§ SHORT TASK: Determine how many lines contain the string "Курица". Reply with that figure and nothing else.

Data excerpts
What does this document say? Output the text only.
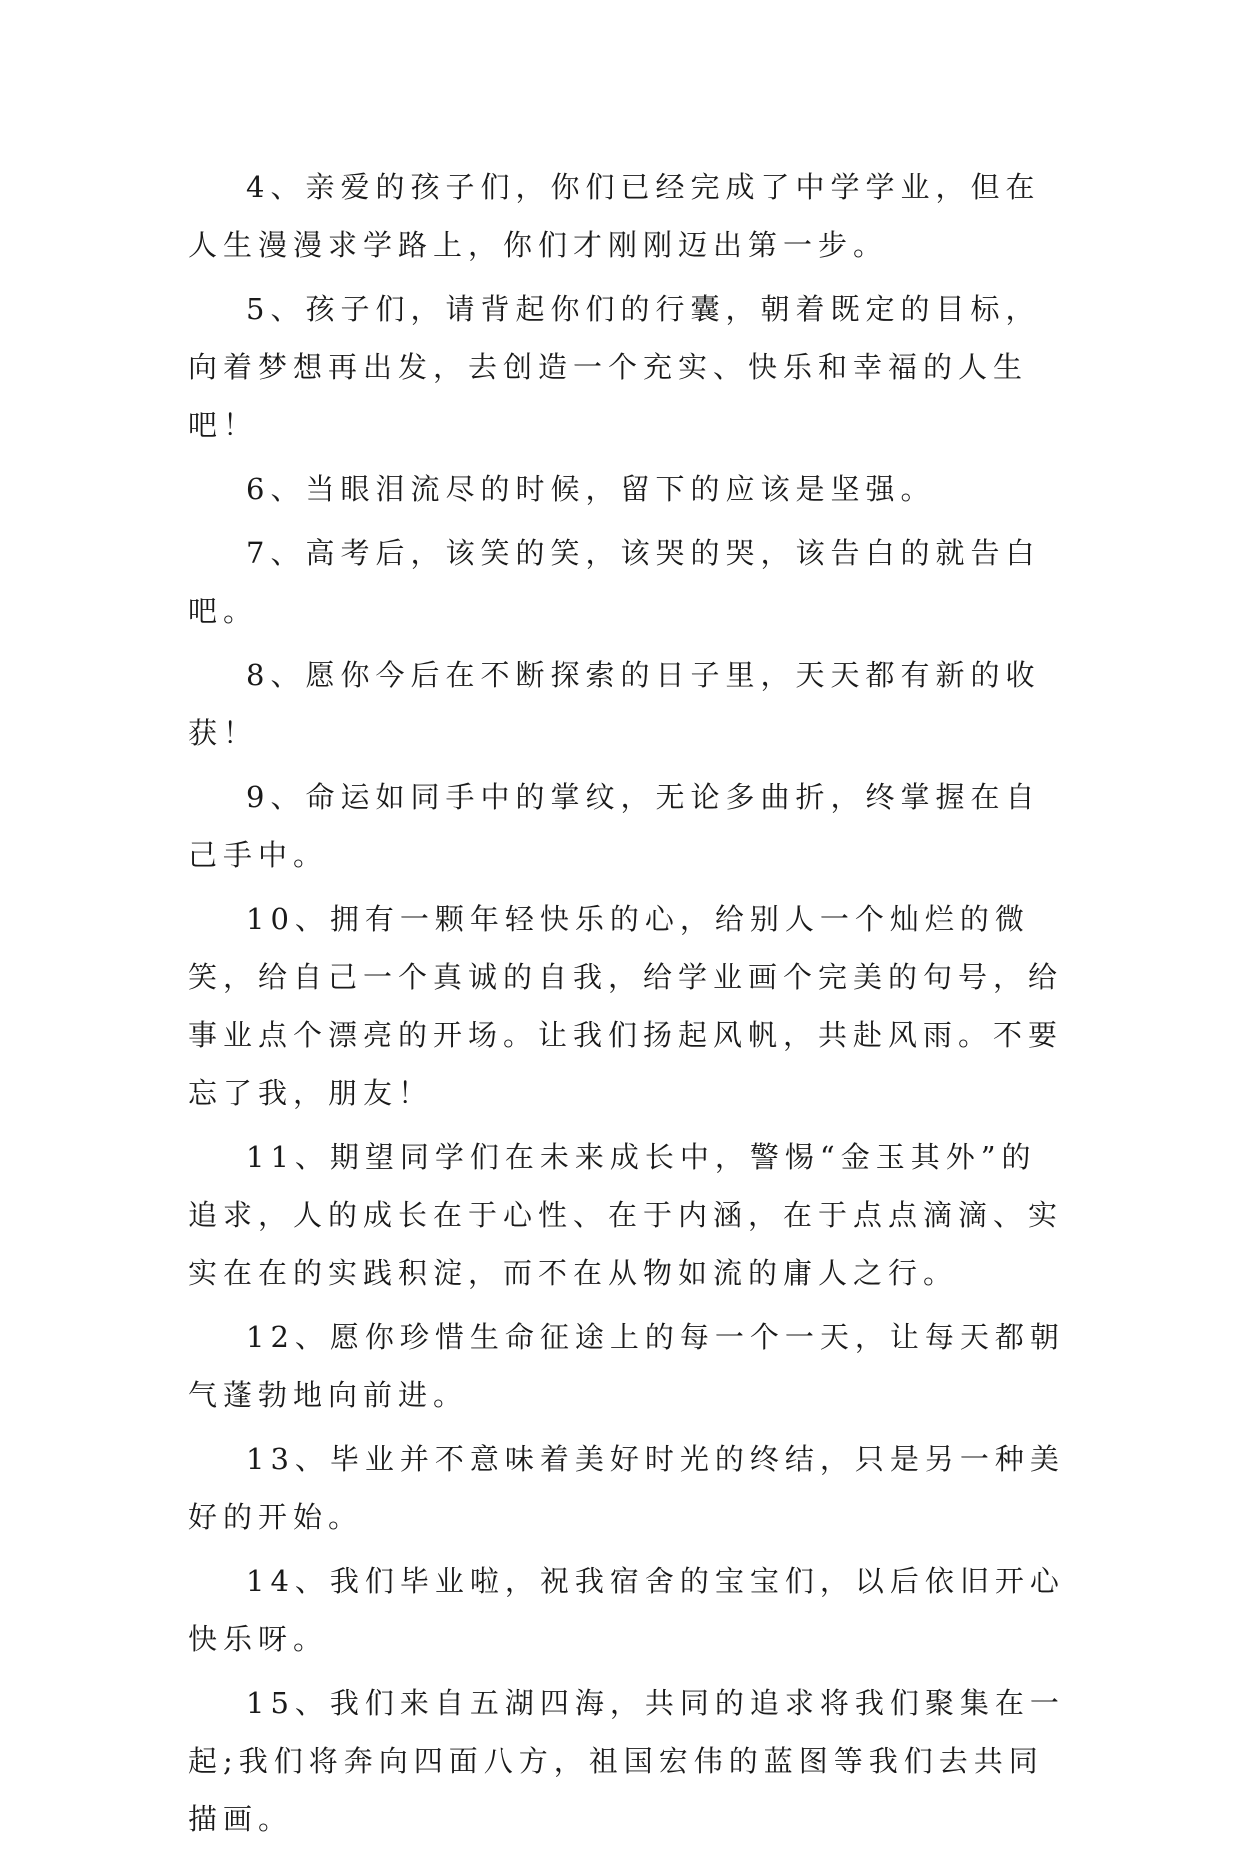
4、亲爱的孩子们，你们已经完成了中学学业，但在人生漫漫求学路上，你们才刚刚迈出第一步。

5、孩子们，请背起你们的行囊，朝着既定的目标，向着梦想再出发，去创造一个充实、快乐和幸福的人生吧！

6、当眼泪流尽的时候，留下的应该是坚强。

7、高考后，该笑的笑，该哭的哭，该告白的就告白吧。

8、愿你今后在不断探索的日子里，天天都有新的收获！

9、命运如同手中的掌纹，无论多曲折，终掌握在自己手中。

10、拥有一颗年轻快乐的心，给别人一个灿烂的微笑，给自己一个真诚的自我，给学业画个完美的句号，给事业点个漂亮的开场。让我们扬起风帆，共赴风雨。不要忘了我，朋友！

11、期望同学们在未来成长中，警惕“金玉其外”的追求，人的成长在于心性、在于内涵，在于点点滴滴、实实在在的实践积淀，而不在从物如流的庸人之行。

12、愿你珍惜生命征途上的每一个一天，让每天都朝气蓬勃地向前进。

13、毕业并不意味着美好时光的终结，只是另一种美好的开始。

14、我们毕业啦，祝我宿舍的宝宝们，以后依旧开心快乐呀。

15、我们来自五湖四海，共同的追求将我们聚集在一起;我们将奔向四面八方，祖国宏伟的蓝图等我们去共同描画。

...

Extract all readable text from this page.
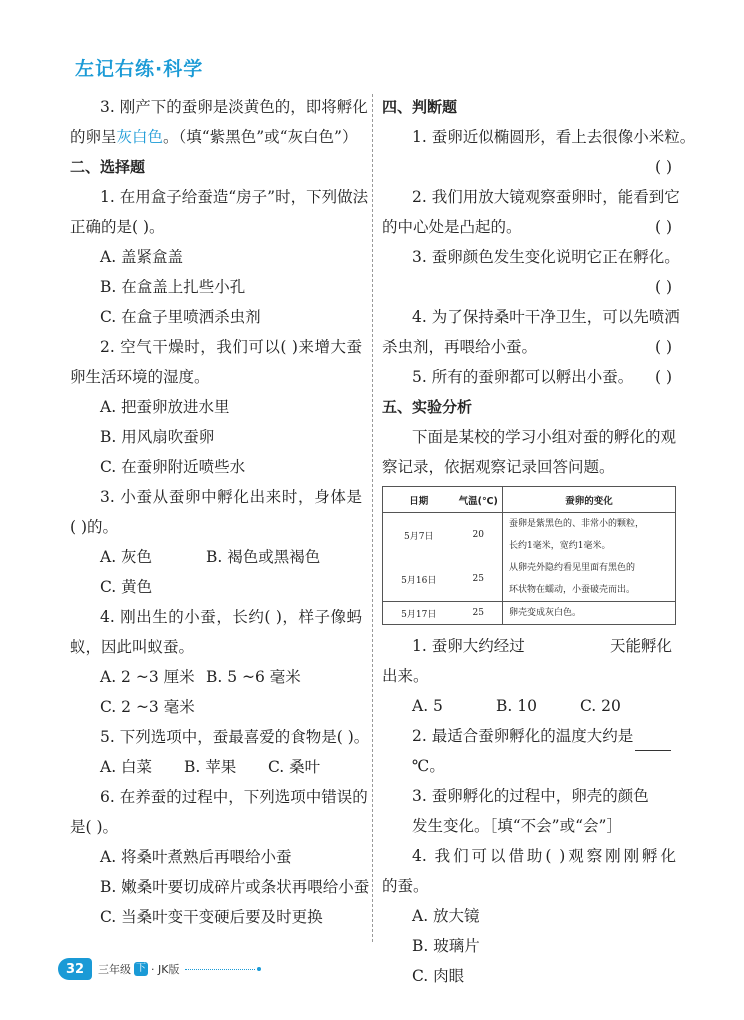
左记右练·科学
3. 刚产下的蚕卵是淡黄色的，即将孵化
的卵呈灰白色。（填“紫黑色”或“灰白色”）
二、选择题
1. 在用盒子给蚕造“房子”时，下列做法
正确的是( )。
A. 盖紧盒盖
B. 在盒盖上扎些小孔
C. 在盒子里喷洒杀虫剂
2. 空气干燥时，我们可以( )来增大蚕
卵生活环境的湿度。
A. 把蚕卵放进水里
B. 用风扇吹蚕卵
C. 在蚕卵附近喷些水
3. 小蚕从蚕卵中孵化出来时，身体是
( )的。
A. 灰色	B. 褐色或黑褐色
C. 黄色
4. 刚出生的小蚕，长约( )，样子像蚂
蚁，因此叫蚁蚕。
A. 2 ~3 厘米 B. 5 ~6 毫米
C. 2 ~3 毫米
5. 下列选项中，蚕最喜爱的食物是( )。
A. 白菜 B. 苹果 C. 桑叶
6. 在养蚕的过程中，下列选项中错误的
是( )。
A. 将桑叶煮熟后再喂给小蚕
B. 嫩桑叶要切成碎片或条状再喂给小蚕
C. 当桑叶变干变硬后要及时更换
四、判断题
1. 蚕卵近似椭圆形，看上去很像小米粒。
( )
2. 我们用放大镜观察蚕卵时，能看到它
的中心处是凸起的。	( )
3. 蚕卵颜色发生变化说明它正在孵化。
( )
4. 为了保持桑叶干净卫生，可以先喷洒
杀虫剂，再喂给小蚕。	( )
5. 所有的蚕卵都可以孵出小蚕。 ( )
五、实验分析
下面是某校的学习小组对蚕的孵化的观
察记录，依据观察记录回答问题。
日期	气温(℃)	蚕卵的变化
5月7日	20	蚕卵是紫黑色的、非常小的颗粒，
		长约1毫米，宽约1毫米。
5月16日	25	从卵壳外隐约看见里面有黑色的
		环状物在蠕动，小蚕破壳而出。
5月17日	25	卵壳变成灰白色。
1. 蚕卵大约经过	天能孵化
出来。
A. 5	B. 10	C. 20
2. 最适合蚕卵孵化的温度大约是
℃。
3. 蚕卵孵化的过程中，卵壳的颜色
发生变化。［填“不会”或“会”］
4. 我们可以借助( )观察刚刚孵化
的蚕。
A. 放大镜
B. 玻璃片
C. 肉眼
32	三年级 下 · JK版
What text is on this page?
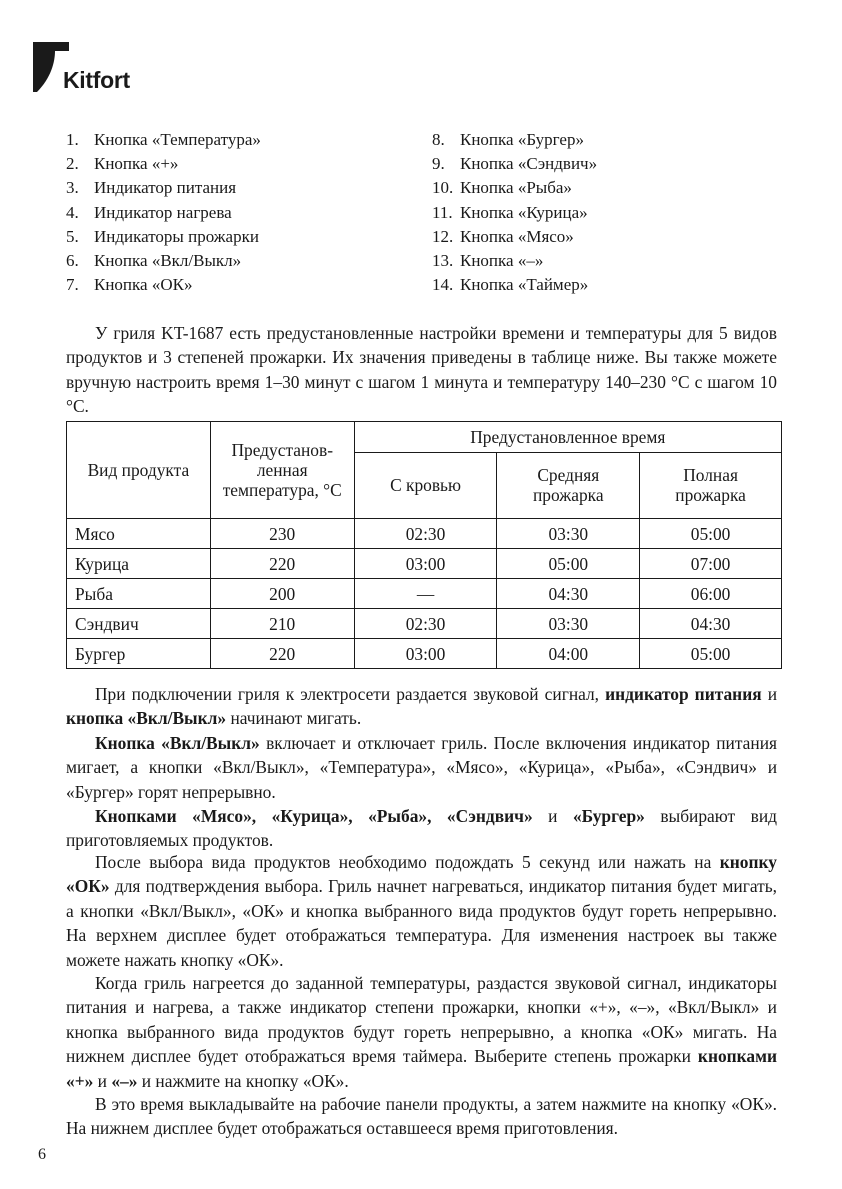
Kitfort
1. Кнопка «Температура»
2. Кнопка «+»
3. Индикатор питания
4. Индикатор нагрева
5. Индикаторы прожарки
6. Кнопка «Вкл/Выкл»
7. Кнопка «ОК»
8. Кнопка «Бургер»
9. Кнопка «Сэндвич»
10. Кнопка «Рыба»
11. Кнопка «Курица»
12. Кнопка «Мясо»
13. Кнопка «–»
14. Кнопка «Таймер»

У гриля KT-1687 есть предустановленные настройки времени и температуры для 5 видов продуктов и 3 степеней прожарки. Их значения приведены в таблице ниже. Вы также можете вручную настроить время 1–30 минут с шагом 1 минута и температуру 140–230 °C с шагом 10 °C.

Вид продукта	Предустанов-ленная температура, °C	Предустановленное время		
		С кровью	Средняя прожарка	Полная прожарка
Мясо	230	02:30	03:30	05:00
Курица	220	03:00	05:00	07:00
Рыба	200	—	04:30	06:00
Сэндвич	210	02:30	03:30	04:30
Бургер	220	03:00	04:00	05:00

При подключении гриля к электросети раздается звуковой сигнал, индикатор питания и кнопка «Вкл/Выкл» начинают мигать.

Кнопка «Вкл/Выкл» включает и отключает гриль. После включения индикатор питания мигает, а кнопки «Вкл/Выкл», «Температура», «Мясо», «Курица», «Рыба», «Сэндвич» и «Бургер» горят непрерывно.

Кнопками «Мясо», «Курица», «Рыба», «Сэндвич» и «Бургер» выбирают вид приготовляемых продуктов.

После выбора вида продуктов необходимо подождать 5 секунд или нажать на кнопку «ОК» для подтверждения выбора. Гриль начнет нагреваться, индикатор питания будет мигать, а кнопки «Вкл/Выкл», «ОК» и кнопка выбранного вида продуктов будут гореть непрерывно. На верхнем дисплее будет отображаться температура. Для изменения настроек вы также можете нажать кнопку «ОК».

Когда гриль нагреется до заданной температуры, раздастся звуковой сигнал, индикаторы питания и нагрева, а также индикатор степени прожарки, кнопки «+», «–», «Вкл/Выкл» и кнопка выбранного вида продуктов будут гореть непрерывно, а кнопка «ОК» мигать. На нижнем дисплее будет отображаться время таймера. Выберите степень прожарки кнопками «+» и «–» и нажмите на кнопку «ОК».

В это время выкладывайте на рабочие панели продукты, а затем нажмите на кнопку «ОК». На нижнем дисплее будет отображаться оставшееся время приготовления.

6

§ SOLVED PROBLEM: 4